_What to do_
In the entries below, identify every line with the string "data" and copy it.

_Material for this task_
..............................
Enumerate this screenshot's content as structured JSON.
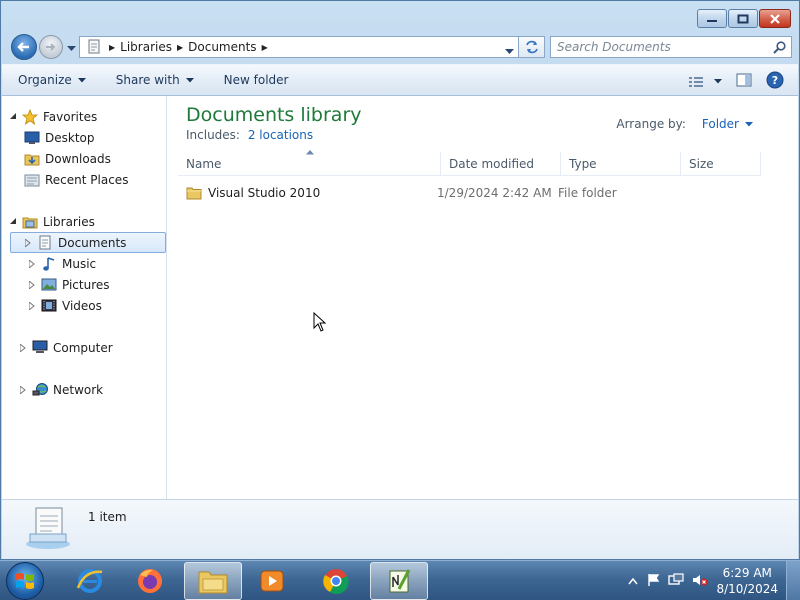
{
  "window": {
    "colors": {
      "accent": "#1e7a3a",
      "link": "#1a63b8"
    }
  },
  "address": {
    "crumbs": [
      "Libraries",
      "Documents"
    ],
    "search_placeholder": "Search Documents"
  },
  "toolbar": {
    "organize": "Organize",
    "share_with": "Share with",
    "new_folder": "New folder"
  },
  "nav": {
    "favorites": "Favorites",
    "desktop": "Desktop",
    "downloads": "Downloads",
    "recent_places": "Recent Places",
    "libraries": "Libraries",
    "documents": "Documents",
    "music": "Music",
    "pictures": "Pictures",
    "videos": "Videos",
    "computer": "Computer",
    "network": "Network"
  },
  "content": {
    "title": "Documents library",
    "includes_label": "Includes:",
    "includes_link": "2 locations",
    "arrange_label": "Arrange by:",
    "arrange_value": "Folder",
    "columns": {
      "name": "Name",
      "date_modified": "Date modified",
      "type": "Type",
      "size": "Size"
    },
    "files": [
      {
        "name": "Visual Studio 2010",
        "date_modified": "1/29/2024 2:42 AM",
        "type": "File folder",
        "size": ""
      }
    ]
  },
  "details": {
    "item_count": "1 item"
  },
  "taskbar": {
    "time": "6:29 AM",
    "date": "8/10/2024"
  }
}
..............................
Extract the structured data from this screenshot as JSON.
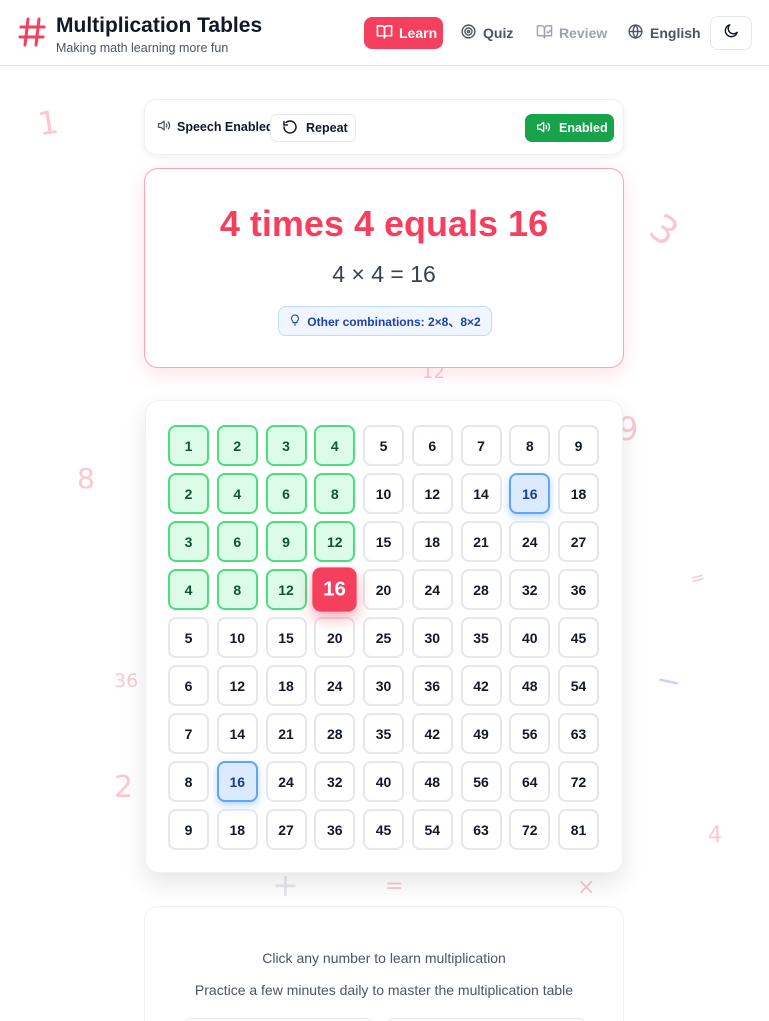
..............................
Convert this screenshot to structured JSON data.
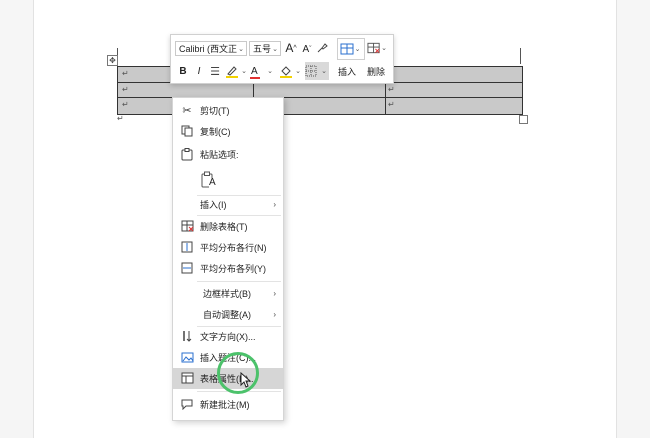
..............................
_Final result_
Extract the structured data from this screenshot as JSON.
Convert this screenshot to structured JSON data.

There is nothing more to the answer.